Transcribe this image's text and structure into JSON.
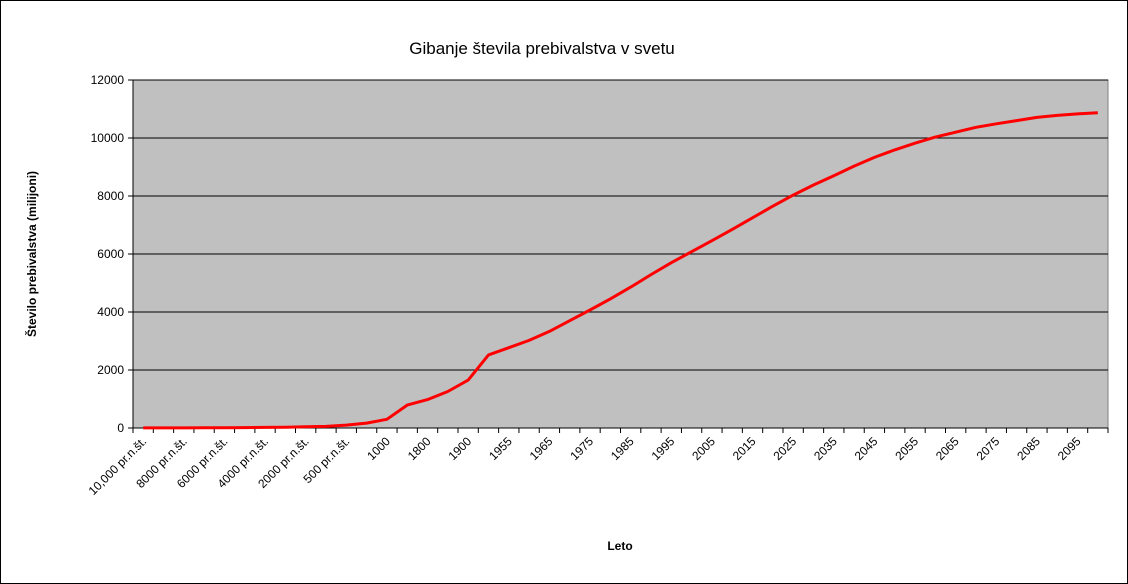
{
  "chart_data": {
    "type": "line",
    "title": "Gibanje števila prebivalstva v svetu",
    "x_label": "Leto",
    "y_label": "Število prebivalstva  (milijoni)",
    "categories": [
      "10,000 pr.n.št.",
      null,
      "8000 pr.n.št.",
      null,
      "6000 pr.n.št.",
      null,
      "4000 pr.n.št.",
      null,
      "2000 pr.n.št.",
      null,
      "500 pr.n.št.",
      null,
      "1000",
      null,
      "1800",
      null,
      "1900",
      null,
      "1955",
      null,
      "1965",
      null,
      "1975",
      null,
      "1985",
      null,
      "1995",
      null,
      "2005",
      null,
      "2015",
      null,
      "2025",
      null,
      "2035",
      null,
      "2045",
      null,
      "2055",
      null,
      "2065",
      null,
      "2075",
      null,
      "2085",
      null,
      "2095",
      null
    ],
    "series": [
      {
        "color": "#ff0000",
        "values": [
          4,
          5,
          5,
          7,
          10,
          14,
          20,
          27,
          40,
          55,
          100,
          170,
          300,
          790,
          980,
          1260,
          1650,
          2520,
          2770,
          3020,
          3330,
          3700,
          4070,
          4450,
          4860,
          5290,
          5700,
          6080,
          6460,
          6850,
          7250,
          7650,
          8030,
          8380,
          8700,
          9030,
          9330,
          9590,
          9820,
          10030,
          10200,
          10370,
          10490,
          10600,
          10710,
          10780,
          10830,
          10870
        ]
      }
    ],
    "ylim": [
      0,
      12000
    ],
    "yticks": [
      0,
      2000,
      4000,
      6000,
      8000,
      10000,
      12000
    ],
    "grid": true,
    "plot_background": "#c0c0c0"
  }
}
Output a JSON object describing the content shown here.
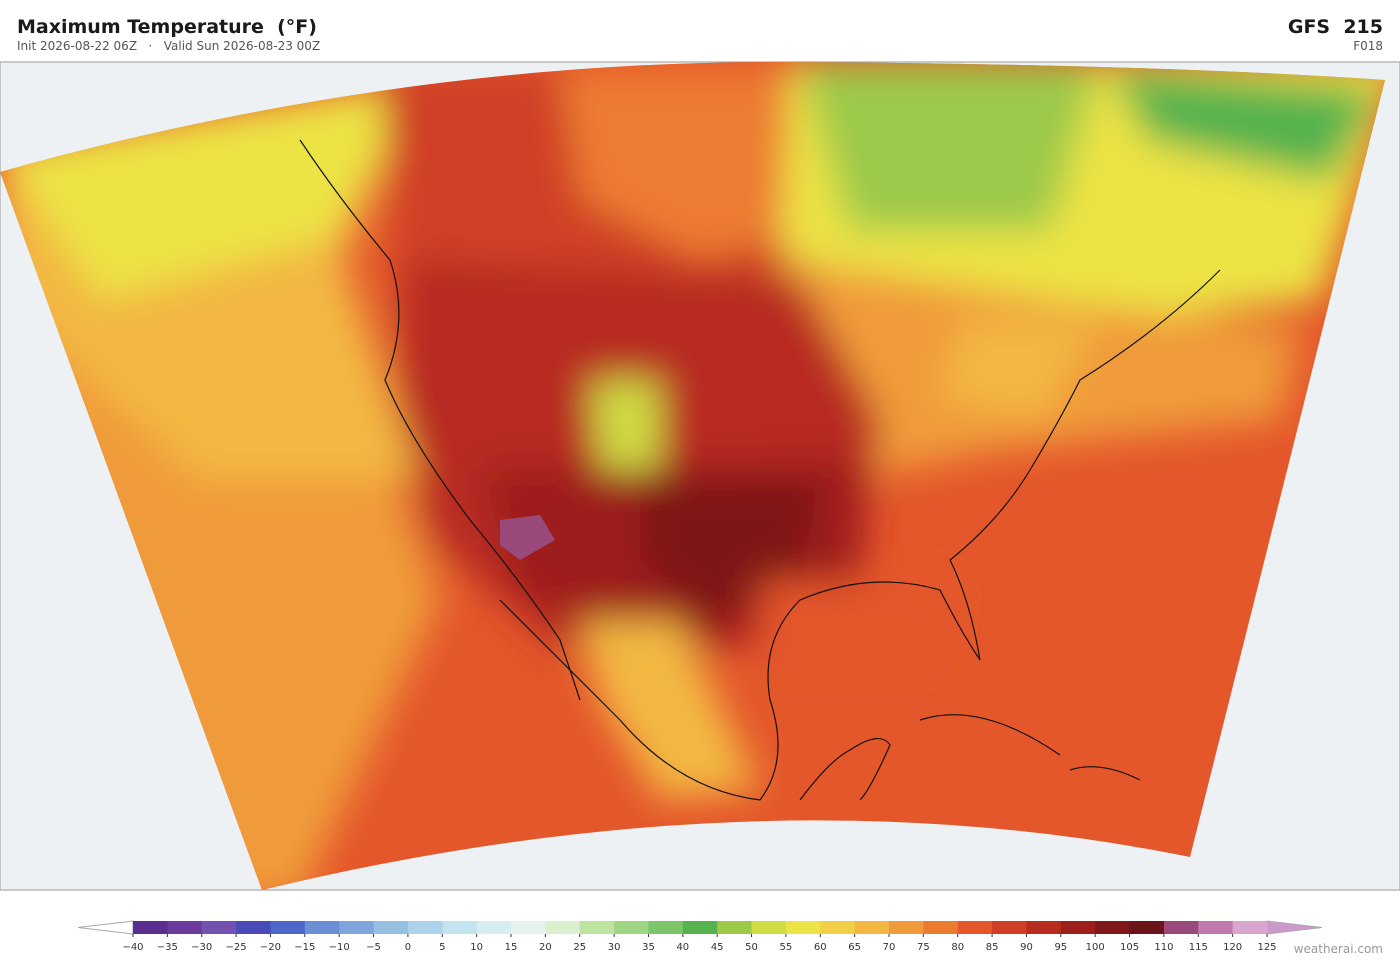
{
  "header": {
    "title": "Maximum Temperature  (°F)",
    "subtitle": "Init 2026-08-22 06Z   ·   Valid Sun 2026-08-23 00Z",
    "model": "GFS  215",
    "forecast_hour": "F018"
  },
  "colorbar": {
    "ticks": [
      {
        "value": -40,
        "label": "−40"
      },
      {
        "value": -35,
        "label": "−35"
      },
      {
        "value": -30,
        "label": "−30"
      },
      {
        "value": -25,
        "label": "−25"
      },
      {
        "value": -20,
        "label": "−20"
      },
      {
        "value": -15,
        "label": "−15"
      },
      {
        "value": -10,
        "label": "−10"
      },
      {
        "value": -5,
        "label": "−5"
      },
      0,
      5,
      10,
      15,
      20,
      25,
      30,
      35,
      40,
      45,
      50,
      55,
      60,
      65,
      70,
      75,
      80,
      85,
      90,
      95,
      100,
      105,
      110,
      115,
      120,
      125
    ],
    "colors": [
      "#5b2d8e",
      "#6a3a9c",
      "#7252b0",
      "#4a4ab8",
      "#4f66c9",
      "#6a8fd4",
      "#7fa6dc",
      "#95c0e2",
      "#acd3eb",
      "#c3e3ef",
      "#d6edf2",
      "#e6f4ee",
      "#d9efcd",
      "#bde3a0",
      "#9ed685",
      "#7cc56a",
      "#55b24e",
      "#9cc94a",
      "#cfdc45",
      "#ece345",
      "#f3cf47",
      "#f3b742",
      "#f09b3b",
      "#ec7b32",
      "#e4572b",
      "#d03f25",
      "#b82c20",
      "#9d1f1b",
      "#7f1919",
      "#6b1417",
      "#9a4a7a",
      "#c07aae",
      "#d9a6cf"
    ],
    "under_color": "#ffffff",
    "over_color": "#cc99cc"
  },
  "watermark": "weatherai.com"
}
##############################
_Task objective_. Leave out the pictures and copy the rest of the material above exactly.

_Response_.
Transcribe this image's text and structure into JSON.
{
  "chart_data": {
    "type": "line",
    "title": "Gibanje števila prebivalstva v svetu",
    "x_label": "Leto",
    "y_label": "Število prebivalstva  (milijoni)",
    "categories": [
      "10,000 pr.n.št.",
      null,
      "8000 pr.n.št.",
      null,
      "6000 pr.n.št.",
      null,
      "4000 pr.n.št.",
      null,
      "2000 pr.n.št.",
      null,
      "500 pr.n.št.",
      null,
      "1000",
      null,
      "1800",
      null,
      "1900",
      null,
      "1955",
      null,
      "1965",
      null,
      "1975",
      null,
      "1985",
      null,
      "1995",
      null,
      "2005",
      null,
      "2015",
      null,
      "2025",
      null,
      "2035",
      null,
      "2045",
      null,
      "2055",
      null,
      "2065",
      null,
      "2075",
      null,
      "2085",
      null,
      "2095",
      null
    ],
    "series": [
      {
        "color": "#ff0000",
        "values": [
          4,
          5,
          5,
          7,
          10,
          14,
          20,
          27,
          40,
          55,
          100,
          170,
          300,
          790,
          980,
          1260,
          1650,
          2520,
          2770,
          3020,
          3330,
          3700,
          4070,
          4450,
          4860,
          5290,
          5700,
          6080,
          6460,
          6850,
          7250,
          7650,
          8030,
          8380,
          8700,
          9030,
          9330,
          9590,
          9820,
          10030,
          10200,
          10370,
          10490,
          10600,
          10710,
          10780,
          10830,
          10870
        ]
      }
    ],
    "ylim": [
      0,
      12000
    ],
    "yticks": [
      0,
      2000,
      4000,
      6000,
      8000,
      10000,
      12000
    ],
    "grid": true,
    "plot_background": "#c0c0c0"
  }
}
Output a JSON object describing the content shown here.
{
  "header": {
    "title": "Maximum Temperature  (°F)",
    "subtitle": "Init 2026-08-22 06Z   ·   Valid Sun 2026-08-23 00Z",
    "model": "GFS  215",
    "forecast_hour": "F018"
  },
  "colorbar": {
    "ticks": [
      {
        "value": -40,
        "label": "−40"
      },
      {
        "value": -35,
        "label": "−35"
      },
      {
        "value": -30,
        "label": "−30"
      },
      {
        "value": -25,
        "label": "−25"
      },
      {
        "value": -20,
        "label": "−20"
      },
      {
        "value": -15,
        "label": "−15"
      },
      {
        "value": -10,
        "label": "−10"
      },
      {
        "value": -5,
        "label": "−5"
      },
      0,
      5,
      10,
      15,
      20,
      25,
      30,
      35,
      40,
      45,
      50,
      55,
      60,
      65,
      70,
      75,
      80,
      85,
      90,
      95,
      100,
      105,
      110,
      115,
      120,
      125
    ],
    "colors": [
      "#5b2d8e",
      "#6a3a9c",
      "#7252b0",
      "#4a4ab8",
      "#4f66c9",
      "#6a8fd4",
      "#7fa6dc",
      "#95c0e2",
      "#acd3eb",
      "#c3e3ef",
      "#d6edf2",
      "#e6f4ee",
      "#d9efcd",
      "#bde3a0",
      "#9ed685",
      "#7cc56a",
      "#55b24e",
      "#9cc94a",
      "#cfdc45",
      "#ece345",
      "#f3cf47",
      "#f3b742",
      "#f09b3b",
      "#ec7b32",
      "#e4572b",
      "#d03f25",
      "#b82c20",
      "#9d1f1b",
      "#7f1919",
      "#6b1417",
      "#9a4a7a",
      "#c07aae",
      "#d9a6cf"
    ],
    "under_color": "#ffffff",
    "over_color": "#cc99cc"
  },
  "watermark": "weatherai.com"
}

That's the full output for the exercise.